— What you are asked to do —
Please count the lines in the listing below where the word "from" appears. Give the number only.

— Data section —
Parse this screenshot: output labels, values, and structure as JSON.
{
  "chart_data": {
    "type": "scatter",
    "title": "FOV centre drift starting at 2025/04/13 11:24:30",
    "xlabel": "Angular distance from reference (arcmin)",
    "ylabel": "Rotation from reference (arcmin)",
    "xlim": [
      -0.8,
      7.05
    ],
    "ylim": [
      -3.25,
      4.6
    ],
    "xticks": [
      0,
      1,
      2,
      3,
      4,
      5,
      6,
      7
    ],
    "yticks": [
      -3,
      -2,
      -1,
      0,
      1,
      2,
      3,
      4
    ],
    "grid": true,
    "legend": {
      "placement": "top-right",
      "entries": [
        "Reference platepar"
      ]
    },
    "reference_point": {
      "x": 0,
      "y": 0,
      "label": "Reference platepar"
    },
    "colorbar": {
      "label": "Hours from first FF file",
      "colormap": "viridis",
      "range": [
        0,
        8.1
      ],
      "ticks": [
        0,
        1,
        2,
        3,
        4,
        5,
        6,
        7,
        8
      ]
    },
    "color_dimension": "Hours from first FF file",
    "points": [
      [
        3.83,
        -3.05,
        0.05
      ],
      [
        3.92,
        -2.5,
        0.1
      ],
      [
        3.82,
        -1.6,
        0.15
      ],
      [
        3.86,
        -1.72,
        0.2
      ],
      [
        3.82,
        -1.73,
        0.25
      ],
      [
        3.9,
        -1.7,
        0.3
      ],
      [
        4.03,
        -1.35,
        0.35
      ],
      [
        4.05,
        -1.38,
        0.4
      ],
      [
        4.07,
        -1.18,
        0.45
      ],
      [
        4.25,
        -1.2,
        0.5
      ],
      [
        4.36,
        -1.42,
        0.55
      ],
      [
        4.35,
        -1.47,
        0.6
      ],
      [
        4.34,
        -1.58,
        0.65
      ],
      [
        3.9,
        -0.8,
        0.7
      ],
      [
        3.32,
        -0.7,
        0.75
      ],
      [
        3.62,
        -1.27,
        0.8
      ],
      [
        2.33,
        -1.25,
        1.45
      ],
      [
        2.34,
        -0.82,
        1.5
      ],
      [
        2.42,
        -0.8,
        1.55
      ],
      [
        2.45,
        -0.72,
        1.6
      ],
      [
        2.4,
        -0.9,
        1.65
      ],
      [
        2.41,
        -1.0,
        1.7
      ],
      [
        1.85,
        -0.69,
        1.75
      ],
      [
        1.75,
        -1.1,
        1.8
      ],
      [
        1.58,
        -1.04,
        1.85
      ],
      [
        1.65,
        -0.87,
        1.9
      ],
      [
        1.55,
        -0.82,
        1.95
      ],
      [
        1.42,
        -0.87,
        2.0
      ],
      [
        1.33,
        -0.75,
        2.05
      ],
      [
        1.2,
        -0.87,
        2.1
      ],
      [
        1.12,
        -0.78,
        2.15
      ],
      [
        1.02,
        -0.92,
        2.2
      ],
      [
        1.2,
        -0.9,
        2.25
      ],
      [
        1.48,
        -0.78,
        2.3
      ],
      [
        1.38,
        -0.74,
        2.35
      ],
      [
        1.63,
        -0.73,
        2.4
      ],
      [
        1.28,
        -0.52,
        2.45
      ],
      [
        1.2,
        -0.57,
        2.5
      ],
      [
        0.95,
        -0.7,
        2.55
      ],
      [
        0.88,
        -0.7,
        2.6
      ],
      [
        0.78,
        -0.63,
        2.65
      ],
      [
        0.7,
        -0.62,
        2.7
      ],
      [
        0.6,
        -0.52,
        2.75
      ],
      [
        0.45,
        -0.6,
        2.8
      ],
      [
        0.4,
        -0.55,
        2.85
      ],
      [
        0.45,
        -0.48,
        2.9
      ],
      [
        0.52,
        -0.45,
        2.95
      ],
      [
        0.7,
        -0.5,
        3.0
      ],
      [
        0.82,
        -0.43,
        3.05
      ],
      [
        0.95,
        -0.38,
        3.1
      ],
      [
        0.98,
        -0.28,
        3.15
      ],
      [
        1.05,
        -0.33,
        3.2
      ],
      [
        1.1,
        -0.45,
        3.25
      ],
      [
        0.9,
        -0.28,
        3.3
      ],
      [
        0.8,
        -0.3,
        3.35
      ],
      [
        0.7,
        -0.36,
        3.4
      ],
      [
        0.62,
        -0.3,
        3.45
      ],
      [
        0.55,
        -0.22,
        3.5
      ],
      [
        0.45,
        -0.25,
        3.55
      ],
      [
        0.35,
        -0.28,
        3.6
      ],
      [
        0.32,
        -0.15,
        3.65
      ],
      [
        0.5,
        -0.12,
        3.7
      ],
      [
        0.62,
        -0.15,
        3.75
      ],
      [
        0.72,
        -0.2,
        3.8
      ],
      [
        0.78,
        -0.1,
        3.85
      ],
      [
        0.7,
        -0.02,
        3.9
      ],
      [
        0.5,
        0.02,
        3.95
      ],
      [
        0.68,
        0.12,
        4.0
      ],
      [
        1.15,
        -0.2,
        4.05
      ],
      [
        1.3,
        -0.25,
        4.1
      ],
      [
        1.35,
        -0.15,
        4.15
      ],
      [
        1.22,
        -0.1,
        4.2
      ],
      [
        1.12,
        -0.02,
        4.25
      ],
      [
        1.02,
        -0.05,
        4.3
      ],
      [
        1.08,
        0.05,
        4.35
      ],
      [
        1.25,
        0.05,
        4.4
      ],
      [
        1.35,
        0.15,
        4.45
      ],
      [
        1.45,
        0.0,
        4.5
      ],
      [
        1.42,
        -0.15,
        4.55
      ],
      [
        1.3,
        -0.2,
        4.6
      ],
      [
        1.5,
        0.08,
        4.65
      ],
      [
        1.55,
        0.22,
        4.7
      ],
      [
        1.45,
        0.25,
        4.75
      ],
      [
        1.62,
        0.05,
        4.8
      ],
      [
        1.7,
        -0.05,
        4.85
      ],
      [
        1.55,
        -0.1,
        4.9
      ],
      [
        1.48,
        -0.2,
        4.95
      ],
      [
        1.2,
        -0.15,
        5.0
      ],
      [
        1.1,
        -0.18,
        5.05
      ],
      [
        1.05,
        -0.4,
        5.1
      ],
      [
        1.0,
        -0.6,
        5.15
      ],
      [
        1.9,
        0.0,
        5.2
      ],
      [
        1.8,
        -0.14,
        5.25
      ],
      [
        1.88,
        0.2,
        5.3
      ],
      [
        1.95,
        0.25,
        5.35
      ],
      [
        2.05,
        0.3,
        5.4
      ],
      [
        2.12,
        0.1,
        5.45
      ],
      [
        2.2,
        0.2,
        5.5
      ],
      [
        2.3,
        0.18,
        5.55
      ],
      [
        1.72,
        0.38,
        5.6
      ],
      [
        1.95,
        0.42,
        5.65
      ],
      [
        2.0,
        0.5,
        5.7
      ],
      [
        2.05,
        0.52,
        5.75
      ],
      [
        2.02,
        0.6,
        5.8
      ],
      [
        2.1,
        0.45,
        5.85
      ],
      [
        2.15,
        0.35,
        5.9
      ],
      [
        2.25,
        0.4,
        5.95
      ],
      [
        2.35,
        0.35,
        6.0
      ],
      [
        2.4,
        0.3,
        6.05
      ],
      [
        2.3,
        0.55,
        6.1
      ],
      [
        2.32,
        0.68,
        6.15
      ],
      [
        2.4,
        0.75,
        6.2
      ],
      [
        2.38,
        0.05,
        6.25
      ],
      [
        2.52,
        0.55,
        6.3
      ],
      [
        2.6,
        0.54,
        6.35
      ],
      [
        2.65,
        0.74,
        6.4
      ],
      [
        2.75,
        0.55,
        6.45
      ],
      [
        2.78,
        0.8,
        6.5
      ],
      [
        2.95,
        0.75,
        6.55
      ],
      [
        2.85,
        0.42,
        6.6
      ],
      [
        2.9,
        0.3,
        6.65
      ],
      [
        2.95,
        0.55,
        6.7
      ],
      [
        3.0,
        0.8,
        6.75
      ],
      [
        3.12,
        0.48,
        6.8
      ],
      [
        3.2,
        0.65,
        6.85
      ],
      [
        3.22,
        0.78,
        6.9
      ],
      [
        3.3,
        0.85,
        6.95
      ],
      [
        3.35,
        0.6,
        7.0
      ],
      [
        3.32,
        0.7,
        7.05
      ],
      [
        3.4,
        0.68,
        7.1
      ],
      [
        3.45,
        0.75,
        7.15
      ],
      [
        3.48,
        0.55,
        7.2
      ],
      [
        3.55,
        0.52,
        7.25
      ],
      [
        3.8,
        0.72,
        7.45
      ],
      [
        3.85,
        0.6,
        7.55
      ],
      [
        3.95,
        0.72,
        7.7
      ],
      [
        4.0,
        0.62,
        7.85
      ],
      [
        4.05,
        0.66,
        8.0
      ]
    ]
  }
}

— Answer to this exercise —
4